## Goal of the exercise
List each line of the data that holds the word "Розничная".

## Provided records
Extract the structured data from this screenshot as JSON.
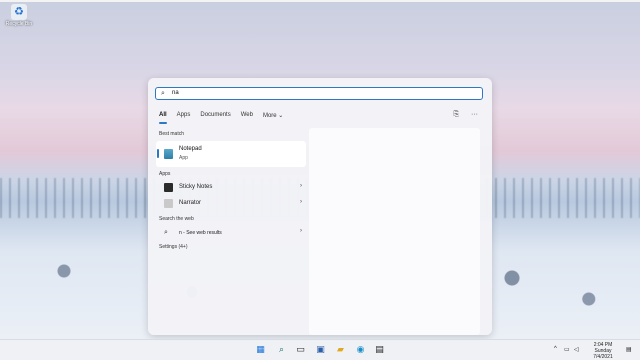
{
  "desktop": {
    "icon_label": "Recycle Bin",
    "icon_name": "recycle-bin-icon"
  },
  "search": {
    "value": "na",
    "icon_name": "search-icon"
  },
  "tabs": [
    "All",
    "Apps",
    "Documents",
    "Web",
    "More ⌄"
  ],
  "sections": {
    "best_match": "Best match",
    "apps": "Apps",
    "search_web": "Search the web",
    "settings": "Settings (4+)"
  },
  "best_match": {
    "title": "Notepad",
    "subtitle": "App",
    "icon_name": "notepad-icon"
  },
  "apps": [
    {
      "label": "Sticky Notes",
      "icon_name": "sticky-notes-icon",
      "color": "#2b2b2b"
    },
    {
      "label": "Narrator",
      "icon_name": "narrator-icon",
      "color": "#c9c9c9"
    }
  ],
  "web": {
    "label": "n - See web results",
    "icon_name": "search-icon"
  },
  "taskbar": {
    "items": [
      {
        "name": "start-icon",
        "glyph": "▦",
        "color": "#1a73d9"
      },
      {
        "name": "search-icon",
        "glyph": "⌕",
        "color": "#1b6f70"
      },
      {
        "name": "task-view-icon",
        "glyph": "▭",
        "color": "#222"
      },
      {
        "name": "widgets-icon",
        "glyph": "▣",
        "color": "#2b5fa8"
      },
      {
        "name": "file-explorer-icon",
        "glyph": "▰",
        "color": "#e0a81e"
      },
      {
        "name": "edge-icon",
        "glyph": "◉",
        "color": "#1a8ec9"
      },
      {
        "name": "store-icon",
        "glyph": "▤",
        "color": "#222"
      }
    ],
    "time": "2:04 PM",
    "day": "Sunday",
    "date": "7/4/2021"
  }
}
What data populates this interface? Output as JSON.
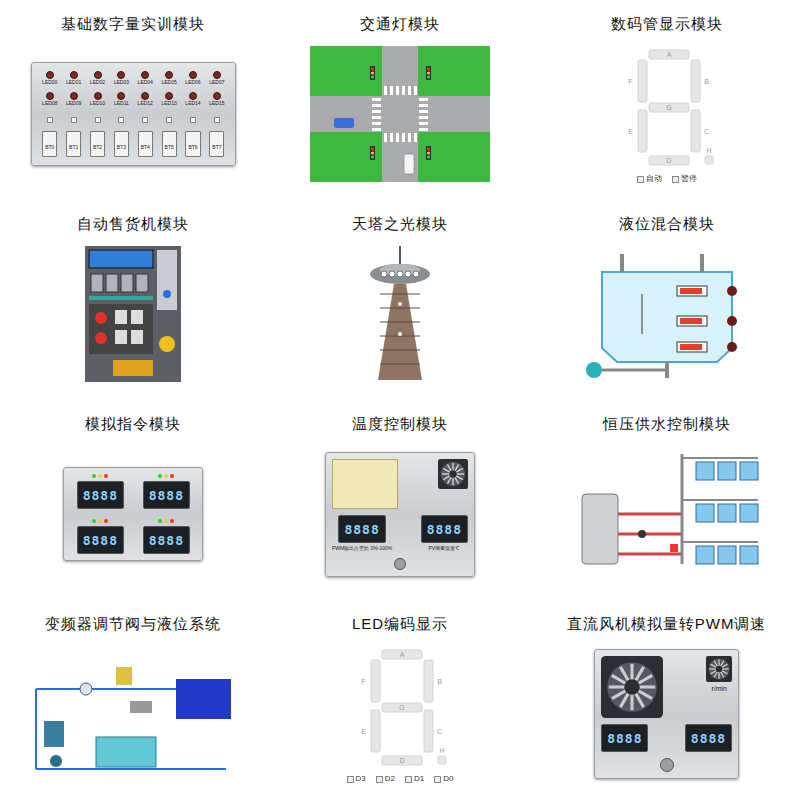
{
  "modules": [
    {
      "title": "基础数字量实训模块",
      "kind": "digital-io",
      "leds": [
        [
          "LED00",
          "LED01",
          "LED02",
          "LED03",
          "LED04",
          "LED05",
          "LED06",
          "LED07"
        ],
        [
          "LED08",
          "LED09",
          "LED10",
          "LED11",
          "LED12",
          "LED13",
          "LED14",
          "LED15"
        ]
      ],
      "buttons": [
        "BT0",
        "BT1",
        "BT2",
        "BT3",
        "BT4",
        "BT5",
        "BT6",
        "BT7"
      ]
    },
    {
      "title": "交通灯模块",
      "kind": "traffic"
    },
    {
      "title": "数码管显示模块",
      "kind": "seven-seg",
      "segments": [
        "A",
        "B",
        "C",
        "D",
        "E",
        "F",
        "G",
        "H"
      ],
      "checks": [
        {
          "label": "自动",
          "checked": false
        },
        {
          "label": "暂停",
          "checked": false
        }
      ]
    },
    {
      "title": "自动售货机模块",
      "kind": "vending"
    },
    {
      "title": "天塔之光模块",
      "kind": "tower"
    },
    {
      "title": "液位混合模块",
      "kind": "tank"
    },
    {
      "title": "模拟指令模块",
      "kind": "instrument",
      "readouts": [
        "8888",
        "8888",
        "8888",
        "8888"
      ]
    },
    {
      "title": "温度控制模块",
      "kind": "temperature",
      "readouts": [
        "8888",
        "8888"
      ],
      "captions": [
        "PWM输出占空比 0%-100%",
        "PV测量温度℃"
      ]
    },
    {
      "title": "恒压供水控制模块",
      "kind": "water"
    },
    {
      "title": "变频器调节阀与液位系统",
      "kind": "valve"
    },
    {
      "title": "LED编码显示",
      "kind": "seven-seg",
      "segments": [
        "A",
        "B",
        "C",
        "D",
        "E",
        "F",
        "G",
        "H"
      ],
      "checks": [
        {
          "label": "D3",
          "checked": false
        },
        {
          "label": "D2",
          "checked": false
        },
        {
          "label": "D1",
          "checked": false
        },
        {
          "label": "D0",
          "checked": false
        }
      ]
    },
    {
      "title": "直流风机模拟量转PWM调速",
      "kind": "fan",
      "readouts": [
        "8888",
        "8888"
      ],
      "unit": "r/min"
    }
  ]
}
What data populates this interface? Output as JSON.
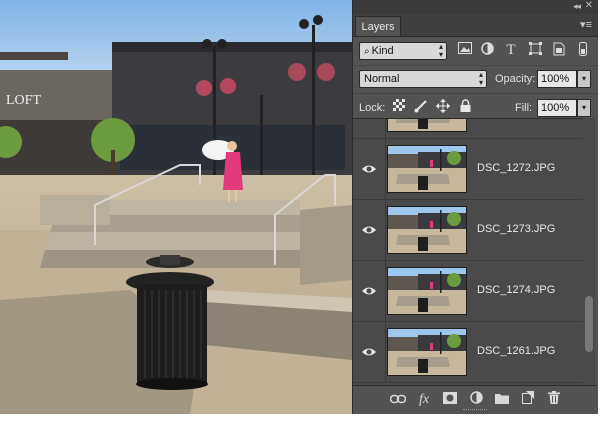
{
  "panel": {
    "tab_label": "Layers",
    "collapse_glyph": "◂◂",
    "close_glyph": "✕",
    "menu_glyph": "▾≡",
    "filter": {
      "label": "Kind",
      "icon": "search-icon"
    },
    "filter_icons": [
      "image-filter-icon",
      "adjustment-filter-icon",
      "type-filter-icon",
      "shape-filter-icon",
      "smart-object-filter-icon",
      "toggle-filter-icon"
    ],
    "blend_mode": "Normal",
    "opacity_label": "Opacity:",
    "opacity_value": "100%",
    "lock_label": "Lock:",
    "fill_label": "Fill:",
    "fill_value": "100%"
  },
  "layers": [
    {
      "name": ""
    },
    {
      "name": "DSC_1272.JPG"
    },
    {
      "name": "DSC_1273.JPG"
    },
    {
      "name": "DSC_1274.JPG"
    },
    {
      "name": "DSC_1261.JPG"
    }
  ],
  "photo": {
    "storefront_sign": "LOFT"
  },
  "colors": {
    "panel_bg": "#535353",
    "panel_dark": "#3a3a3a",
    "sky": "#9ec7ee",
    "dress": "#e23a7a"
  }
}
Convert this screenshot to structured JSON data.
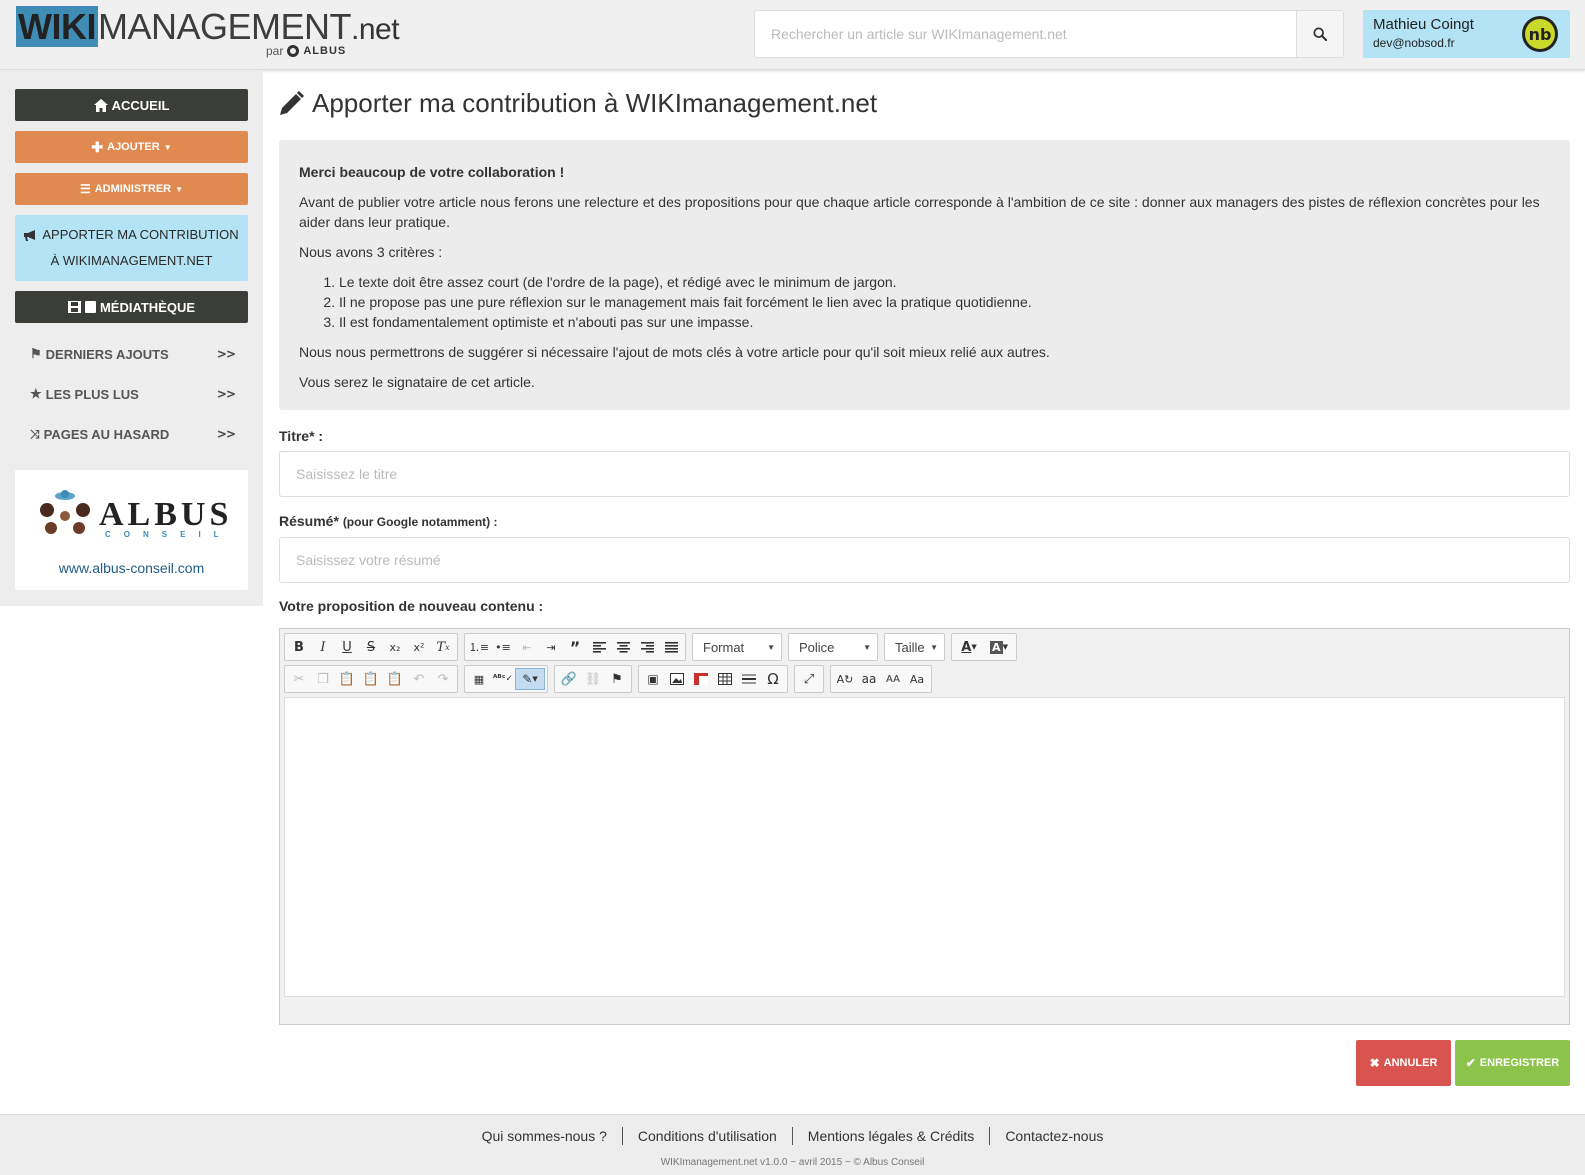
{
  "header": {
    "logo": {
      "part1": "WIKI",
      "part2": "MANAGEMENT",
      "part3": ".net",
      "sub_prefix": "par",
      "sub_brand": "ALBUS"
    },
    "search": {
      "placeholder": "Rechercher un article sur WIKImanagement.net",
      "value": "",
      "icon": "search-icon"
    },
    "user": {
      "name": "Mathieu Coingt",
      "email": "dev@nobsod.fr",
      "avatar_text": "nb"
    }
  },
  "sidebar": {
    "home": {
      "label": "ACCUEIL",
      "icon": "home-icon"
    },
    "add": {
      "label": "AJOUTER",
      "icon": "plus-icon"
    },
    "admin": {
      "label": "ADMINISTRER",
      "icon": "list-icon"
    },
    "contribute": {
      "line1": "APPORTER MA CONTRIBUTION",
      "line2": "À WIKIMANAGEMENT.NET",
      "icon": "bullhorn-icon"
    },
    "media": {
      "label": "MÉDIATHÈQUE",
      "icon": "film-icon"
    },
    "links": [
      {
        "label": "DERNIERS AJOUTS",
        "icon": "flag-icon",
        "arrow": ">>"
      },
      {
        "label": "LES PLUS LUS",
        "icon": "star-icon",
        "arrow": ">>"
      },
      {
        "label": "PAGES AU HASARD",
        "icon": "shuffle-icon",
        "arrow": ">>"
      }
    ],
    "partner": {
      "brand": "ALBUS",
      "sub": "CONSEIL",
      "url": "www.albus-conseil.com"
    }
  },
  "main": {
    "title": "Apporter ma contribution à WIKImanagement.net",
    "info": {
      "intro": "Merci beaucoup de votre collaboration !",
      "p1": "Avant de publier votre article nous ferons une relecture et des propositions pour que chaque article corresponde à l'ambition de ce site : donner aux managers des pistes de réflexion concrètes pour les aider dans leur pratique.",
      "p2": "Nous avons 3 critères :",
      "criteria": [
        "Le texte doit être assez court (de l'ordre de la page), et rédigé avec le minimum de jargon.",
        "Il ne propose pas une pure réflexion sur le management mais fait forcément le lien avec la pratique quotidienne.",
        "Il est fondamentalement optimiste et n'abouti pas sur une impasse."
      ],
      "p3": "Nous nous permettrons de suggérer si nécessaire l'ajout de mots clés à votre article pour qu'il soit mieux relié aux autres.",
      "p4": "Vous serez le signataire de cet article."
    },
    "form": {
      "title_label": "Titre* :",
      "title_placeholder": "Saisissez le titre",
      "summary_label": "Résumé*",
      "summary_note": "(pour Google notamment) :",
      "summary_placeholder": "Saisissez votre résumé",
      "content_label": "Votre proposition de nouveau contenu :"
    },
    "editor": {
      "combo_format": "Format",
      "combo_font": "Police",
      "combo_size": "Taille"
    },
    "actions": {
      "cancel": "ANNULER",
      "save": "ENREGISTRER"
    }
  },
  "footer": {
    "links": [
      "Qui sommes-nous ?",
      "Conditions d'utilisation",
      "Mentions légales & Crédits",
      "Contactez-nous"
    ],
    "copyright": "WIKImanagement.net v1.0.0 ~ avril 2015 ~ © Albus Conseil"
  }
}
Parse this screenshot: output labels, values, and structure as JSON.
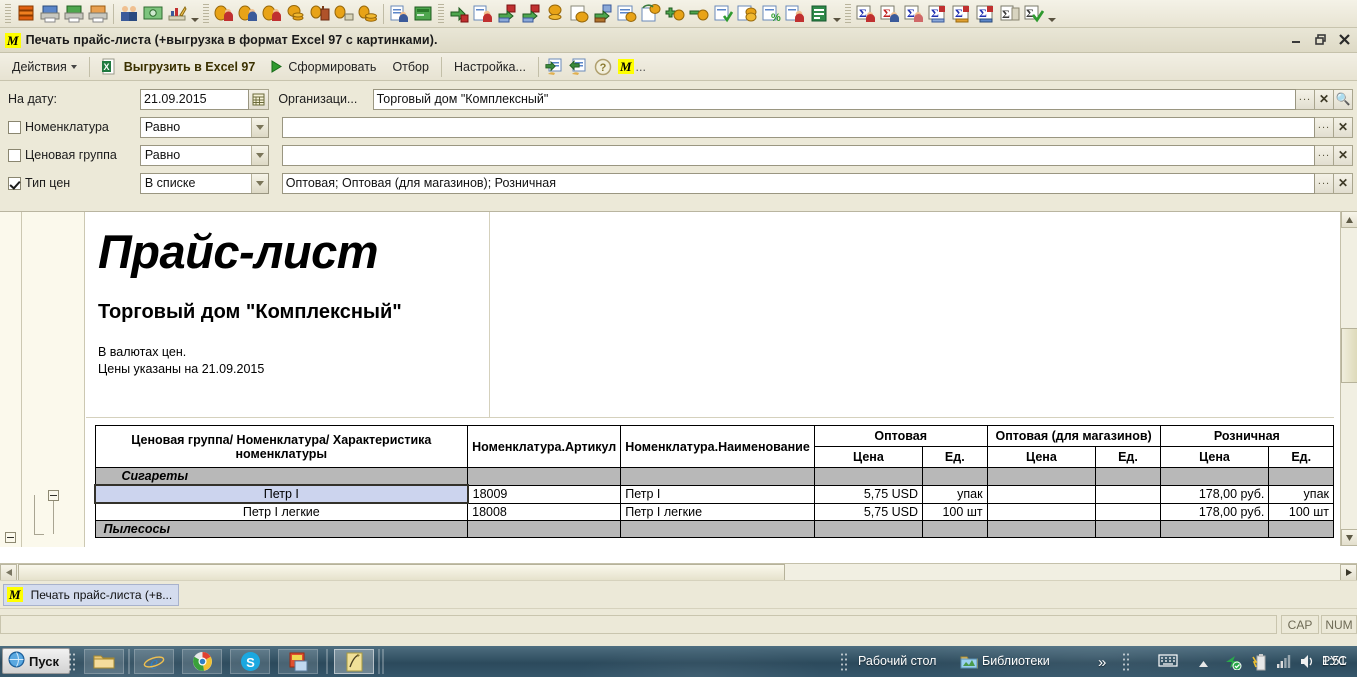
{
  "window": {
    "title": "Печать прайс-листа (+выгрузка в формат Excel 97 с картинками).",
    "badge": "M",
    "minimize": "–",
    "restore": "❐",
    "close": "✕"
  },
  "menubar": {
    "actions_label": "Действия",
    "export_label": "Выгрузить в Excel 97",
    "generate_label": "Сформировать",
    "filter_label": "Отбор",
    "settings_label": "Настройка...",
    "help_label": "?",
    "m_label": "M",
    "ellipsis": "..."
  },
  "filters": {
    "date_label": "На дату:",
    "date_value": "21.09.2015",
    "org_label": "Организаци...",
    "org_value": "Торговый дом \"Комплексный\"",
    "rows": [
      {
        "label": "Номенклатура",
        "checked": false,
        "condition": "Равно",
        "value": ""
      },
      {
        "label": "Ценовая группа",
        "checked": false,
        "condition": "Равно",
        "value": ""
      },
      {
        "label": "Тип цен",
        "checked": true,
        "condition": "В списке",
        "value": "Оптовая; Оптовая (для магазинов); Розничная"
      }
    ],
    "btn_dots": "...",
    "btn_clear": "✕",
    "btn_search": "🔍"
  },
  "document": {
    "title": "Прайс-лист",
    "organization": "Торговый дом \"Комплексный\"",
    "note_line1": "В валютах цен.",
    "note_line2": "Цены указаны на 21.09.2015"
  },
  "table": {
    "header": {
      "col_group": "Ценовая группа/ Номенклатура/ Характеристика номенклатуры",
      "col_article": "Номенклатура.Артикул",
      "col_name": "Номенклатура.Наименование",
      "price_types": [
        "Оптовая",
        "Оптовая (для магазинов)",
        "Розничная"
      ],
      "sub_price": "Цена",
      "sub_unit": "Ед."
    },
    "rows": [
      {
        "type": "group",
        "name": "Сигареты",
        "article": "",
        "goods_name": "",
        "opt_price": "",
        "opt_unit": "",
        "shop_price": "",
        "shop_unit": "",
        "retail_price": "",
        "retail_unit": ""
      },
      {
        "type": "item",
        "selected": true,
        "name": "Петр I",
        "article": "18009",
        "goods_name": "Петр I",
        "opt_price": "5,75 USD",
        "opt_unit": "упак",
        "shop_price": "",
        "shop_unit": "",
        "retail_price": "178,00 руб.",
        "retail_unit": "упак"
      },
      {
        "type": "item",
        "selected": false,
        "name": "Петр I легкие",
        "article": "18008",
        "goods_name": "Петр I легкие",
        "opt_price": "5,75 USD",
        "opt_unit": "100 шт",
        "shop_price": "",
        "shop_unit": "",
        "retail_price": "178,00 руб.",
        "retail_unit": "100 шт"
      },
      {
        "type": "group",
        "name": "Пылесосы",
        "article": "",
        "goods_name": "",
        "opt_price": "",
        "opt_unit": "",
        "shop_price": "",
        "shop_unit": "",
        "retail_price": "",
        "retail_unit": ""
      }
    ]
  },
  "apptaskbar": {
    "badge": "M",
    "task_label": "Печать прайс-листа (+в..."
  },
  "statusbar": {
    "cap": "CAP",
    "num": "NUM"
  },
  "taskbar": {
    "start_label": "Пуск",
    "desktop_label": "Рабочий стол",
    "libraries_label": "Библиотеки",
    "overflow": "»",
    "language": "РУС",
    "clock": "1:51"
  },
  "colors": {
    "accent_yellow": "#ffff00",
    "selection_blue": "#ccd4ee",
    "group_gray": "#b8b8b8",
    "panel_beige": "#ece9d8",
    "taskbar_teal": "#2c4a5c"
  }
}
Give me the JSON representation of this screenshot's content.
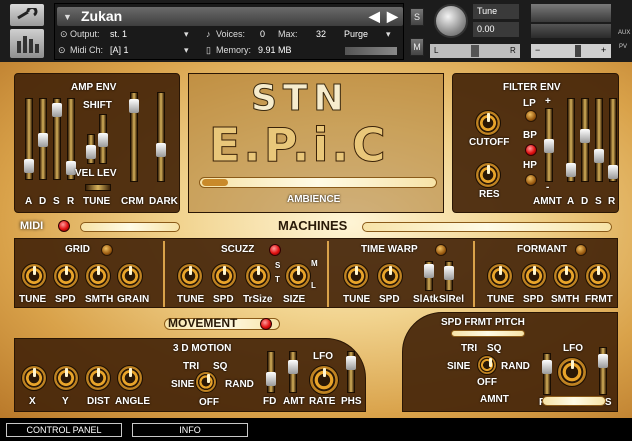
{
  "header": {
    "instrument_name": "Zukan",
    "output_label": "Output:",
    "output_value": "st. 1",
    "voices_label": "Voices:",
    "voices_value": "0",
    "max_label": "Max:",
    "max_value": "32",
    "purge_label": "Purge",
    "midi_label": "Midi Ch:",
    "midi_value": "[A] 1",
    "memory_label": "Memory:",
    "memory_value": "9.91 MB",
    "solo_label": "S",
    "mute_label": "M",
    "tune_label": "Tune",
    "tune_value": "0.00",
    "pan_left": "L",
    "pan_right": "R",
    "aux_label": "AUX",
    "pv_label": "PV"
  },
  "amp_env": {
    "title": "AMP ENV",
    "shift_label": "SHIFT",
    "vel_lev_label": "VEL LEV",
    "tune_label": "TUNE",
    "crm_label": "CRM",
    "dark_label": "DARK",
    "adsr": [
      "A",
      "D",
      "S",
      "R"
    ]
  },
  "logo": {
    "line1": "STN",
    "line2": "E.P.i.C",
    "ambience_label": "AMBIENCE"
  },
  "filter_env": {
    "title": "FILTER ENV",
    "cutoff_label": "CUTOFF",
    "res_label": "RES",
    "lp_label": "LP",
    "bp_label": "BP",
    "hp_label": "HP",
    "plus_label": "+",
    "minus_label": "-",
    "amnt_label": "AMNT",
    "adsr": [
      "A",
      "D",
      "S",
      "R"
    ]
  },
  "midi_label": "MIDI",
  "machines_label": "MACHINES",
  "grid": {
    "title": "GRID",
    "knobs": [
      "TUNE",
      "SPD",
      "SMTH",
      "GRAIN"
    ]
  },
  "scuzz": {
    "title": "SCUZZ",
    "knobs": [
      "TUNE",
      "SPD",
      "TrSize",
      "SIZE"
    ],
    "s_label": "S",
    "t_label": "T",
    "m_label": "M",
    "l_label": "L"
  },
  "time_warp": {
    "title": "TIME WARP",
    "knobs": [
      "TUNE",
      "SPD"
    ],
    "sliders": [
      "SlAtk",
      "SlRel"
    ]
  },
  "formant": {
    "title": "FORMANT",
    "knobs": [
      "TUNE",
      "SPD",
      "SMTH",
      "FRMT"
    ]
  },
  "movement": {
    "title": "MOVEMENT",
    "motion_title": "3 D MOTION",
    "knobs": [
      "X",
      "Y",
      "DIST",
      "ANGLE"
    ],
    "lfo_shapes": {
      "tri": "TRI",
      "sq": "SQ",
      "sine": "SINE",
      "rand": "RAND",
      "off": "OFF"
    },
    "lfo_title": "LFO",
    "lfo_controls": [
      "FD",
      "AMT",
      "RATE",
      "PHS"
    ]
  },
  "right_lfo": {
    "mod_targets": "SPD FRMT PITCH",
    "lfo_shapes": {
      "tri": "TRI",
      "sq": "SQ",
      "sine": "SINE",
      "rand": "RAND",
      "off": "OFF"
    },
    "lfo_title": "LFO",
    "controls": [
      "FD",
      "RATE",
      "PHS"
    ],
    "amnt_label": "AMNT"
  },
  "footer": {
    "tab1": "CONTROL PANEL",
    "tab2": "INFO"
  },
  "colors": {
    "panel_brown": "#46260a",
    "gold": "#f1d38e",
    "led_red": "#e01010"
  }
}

## Task answer
        "value": "Оптовая; Оптовая (для магазинов); Розничная"
        "Розничная"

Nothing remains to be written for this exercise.